Selection ::
§
Share your dilemmas and get honest opinions from other Mumsnetters.

To be cheesed off about the pasta bake incident five years on

482 replies

Dangelis · 26/03/2023 11:22

This is as light hearted as it gets, I'm not actually fuming about this! I am interested in some perspectives though.

In 2017, five friends from East Anglia and I got an Airbnb in London so we could all go to a late night event nearby. I was the first to arrive (I live in London but was bunking in with them anyway) so I went to a supermarket and got a few bags of crisps, soft drinks and some small charcuterie type stuff - enough for everyone, but mainly because I like having this kind of stuff around while I'm getting ready to go out, so I paid for it myself. I figured the others could order delivery if they wanted anything bigger.

On my friends' group chat, I'd noticed a few references to a "pasta bake" and some requests for money over the past two weeks, but I'd skimmed over these.
§
Written tasks ::
a) According to the forum post, what did the writer buy at the supermarket after arriving first at the Airbnb?
b) Retype the stretch of the forum post from "To be cheesed" through "wanted anything bigger.".

Source data ::
§
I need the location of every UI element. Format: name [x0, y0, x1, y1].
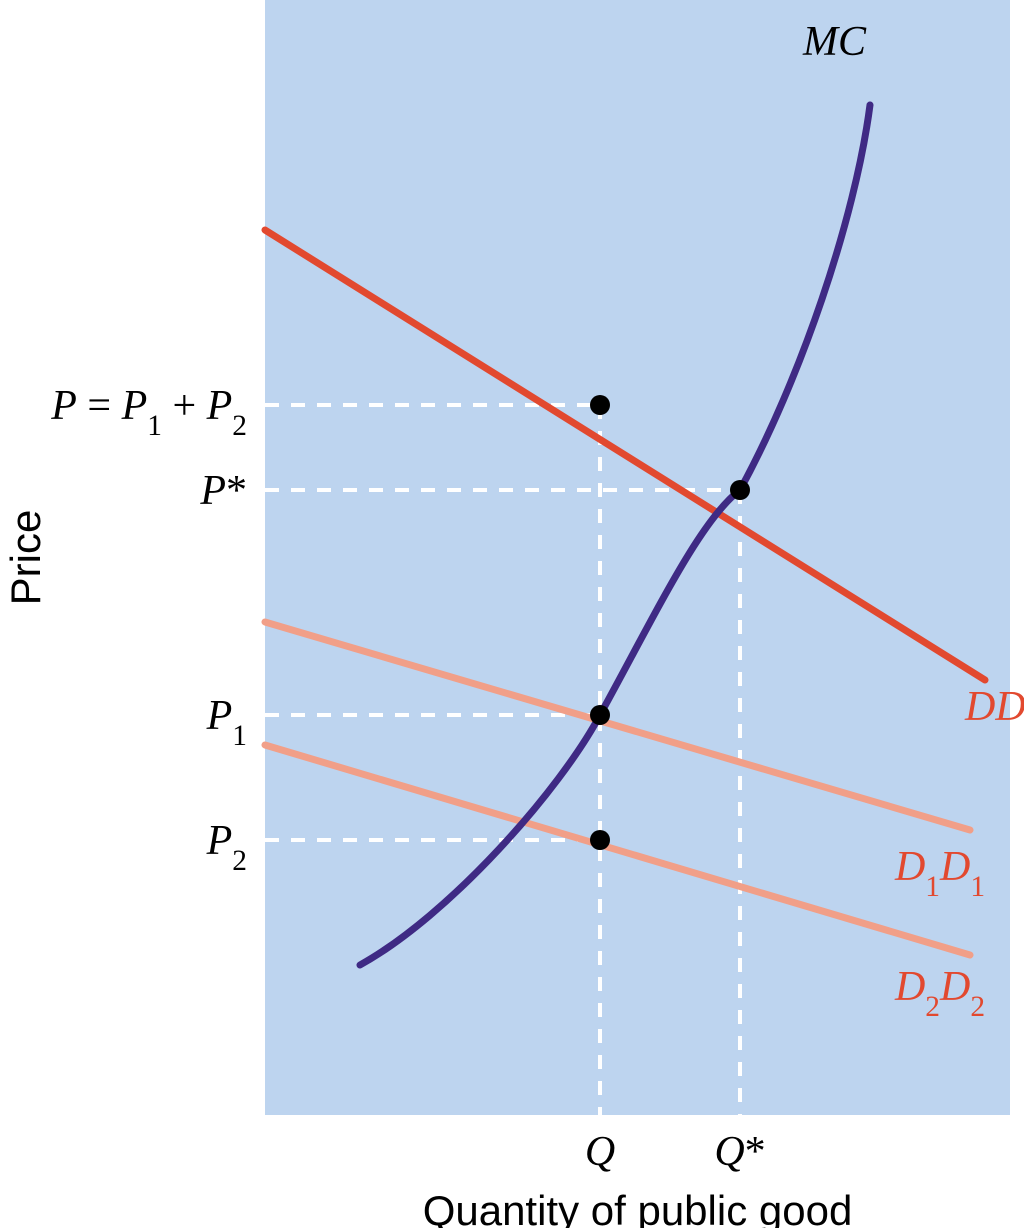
§
Written answers ::
a) A few bags of crisps, soft drinks and some small charcuterie type stuff.

b)
To be cheesed off about the pasta bake incident five years on

482 replies

Dangelis · 26/03/2023 11:22

This is as light hearted as it gets, I'm not actually fuming about this! I am interested in some perspectives though.

In 2017, five friends from East Anglia and I got an Airbnb in London so we could all go to a late night event nearby. I was the first to arrive (I live in London but was bunking in with them anyway) so I went to a supermarket and got a few bags of crisps, soft drinks and some small charcuterie type stuff - enough for everyone, but mainly because I like having this kind of stuff around while I'm getting ready to go out, so I paid for it myself. I figured the others could order delivery if they wanted anything bigger.